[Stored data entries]

# # #

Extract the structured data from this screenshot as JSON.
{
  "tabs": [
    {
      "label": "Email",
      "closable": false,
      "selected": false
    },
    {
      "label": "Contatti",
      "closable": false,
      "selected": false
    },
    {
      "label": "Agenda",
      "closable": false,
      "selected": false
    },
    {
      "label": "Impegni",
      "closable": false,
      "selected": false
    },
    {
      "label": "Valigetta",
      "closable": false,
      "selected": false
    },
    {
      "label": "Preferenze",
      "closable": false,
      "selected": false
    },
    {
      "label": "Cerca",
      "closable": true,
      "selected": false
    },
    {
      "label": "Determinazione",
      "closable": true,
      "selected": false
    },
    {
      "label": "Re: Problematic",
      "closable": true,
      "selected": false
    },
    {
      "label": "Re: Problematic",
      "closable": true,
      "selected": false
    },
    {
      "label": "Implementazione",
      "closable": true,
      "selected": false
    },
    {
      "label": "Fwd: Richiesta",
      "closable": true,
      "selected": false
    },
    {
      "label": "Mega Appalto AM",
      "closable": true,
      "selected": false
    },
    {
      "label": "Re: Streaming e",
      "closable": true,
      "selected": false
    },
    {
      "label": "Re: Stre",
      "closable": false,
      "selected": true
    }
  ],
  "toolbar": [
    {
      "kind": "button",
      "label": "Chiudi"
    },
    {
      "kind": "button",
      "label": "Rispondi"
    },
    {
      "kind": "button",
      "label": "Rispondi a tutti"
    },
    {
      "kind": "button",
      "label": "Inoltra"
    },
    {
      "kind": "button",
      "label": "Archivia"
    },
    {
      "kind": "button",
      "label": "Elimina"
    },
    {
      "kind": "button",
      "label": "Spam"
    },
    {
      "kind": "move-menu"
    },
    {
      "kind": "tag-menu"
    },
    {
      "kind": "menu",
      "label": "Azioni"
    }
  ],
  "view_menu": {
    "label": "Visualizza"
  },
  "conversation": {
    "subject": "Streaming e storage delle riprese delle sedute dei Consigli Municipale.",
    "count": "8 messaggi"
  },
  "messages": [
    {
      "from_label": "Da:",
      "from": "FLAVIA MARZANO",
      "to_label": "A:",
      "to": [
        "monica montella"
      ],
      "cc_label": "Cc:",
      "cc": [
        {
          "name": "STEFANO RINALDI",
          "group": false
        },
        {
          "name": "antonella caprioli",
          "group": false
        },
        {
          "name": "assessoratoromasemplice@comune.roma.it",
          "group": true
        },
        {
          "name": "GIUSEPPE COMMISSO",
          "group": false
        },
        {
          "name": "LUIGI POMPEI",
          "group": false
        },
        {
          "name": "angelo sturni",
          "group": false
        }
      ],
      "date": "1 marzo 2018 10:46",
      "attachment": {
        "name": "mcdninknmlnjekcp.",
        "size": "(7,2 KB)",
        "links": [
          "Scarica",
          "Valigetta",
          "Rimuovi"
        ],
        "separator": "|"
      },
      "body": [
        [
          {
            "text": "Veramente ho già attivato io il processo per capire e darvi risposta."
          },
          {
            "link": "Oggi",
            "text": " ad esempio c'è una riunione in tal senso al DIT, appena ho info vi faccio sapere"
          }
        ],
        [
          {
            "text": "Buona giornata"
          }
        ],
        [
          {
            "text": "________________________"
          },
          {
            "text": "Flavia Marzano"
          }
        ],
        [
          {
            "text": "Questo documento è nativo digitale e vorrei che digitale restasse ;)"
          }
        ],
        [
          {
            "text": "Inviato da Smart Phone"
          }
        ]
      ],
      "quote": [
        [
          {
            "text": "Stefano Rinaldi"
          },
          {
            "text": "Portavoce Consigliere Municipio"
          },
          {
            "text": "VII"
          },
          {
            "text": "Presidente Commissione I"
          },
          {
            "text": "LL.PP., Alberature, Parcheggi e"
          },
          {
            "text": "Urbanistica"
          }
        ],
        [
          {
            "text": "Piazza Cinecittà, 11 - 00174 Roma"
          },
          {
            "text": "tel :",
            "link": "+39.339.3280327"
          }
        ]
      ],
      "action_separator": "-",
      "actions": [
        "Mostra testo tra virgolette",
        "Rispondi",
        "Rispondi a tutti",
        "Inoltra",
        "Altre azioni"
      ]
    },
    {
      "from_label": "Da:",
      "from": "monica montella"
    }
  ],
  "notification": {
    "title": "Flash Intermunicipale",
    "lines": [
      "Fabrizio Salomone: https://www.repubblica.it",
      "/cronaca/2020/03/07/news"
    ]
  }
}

# # #

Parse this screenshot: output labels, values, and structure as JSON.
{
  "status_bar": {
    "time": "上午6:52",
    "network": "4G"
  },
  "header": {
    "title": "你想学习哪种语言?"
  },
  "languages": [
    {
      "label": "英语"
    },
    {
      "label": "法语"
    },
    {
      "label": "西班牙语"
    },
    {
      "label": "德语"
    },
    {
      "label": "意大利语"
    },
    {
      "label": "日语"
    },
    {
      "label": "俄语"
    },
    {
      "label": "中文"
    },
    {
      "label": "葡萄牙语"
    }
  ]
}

# # #

Brief => In the material above, how many lines hold the word "this"? Say only the number.

Correct result => 2